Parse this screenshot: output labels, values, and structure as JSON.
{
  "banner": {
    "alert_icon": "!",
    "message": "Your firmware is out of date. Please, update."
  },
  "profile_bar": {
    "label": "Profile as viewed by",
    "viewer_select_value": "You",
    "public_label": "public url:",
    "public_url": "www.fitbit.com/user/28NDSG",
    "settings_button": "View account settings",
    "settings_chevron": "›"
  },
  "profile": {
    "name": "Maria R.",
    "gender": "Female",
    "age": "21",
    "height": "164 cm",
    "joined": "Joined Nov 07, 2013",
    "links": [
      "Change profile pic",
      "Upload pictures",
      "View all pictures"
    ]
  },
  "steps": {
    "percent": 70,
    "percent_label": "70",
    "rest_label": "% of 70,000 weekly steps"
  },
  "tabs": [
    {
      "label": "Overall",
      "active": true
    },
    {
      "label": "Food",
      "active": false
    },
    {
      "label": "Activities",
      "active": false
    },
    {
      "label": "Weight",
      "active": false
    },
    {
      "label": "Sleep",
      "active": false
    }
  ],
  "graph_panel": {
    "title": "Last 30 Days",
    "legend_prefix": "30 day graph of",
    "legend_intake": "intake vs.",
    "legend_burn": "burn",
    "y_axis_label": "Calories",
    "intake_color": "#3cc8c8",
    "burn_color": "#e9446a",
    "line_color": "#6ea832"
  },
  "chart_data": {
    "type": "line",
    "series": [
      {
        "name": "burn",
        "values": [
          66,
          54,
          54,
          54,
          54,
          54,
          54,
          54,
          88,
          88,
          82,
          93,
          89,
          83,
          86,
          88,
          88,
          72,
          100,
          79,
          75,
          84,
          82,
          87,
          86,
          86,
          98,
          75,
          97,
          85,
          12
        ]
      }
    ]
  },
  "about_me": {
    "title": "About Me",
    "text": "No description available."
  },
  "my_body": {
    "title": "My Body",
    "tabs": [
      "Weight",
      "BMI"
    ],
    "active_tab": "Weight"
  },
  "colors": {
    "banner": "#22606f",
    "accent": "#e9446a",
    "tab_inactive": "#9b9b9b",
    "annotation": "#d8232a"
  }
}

### The task
From the listing above, extract all records word for word.

### Expected answer
Parse this screenshot: output labels, values, and structure as JSON.
{
  "banner": {
    "alert_icon": "!",
    "message": "Your firmware is out of date. Please, update."
  },
  "profile_bar": {
    "label": "Profile as viewed by",
    "viewer_select_value": "You",
    "public_label": "public url:",
    "public_url": "www.fitbit.com/user/28NDSG",
    "settings_button": "View account settings",
    "settings_chevron": "›"
  },
  "profile": {
    "name": "Maria R.",
    "gender": "Female",
    "age": "21",
    "height": "164 cm",
    "joined": "Joined Nov 07, 2013",
    "links": [
      "Change profile pic",
      "Upload pictures",
      "View all pictures"
    ]
  },
  "steps": {
    "percent": 70,
    "percent_label": "70",
    "rest_label": "% of 70,000 weekly steps"
  },
  "tabs": [
    {
      "label": "Overall",
      "active": true
    },
    {
      "label": "Food",
      "active": false
    },
    {
      "label": "Activities",
      "active": false
    },
    {
      "label": "Weight",
      "active": false
    },
    {
      "label": "Sleep",
      "active": false
    }
  ],
  "graph_panel": {
    "title": "Last 30 Days",
    "legend_prefix": "30 day graph of",
    "legend_intake": "intake vs.",
    "legend_burn": "burn",
    "y_axis_label": "Calories",
    "intake_color": "#3cc8c8",
    "burn_color": "#e9446a",
    "line_color": "#6ea832"
  },
  "chart_data": {
    "type": "line",
    "series": [
      {
        "name": "burn",
        "values": [
          66,
          54,
          54,
          54,
          54,
          54,
          54,
          54,
          88,
          88,
          82,
          93,
          89,
          83,
          86,
          88,
          88,
          72,
          100,
          79,
          75,
          84,
          82,
          87,
          86,
          86,
          98,
          75,
          97,
          85,
          12
        ]
      }
    ]
  },
  "about_me": {
    "title": "About Me",
    "text": "No description available."
  },
  "my_body": {
    "title": "My Body",
    "tabs": [
      "Weight",
      "BMI"
    ],
    "active_tab": "Weight"
  },
  "colors": {
    "banner": "#22606f",
    "accent": "#e9446a",
    "tab_inactive": "#9b9b9b",
    "annotation": "#d8232a"
  }
}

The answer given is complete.